>>>

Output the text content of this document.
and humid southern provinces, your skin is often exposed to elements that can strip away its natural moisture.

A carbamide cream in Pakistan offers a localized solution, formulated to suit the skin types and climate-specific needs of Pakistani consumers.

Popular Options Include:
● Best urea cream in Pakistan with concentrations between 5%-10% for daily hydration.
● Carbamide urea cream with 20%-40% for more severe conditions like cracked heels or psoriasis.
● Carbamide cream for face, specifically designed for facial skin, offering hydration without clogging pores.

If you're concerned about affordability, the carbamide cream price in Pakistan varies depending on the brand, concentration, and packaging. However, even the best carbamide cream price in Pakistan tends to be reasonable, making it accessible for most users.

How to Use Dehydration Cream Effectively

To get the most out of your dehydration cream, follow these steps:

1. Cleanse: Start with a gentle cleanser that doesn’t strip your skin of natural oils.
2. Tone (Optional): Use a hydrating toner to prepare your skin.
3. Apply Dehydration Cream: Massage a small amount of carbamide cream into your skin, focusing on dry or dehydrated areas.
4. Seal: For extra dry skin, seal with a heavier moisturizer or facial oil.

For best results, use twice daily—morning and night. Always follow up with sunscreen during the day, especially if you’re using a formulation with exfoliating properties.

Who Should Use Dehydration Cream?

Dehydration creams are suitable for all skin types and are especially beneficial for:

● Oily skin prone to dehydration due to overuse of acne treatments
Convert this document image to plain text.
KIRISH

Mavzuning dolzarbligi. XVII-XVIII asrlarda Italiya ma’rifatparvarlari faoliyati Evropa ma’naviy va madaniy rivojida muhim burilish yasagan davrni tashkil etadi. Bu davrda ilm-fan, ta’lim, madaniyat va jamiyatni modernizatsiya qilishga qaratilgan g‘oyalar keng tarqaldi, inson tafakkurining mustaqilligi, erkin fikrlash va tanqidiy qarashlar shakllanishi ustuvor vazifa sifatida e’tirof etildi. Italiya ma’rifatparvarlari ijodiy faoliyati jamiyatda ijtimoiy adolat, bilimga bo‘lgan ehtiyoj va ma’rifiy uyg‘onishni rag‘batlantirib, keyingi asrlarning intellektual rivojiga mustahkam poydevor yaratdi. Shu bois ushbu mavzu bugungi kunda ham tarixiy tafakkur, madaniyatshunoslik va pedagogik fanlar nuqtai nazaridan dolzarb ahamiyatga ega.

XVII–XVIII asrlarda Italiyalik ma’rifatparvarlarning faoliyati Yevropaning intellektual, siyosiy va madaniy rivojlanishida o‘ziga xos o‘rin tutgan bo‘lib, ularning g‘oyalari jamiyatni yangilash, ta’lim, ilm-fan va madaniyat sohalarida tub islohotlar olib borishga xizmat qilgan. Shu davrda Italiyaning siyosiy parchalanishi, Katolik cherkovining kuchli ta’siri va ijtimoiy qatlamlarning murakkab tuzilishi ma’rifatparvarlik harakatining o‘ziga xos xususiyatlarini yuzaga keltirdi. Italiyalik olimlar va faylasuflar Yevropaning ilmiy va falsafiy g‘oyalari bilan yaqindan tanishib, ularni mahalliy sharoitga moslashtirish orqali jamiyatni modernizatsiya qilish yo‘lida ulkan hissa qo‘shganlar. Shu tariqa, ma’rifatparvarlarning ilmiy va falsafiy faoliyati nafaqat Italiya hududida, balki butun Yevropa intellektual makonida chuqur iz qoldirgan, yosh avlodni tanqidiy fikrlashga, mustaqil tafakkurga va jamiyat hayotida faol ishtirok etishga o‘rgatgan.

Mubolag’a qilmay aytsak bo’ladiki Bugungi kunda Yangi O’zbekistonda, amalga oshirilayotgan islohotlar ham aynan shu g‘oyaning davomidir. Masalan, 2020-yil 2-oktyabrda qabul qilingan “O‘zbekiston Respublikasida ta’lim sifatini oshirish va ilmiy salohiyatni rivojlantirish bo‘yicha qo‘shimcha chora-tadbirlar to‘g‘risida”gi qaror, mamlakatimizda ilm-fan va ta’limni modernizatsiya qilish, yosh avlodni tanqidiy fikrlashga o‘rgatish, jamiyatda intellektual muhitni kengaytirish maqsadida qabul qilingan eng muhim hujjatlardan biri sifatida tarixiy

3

<<<

### Exercise requirements
Say, as a single number and nothing more, how many lines of the entries contain the word "document".

### Answer to the task
2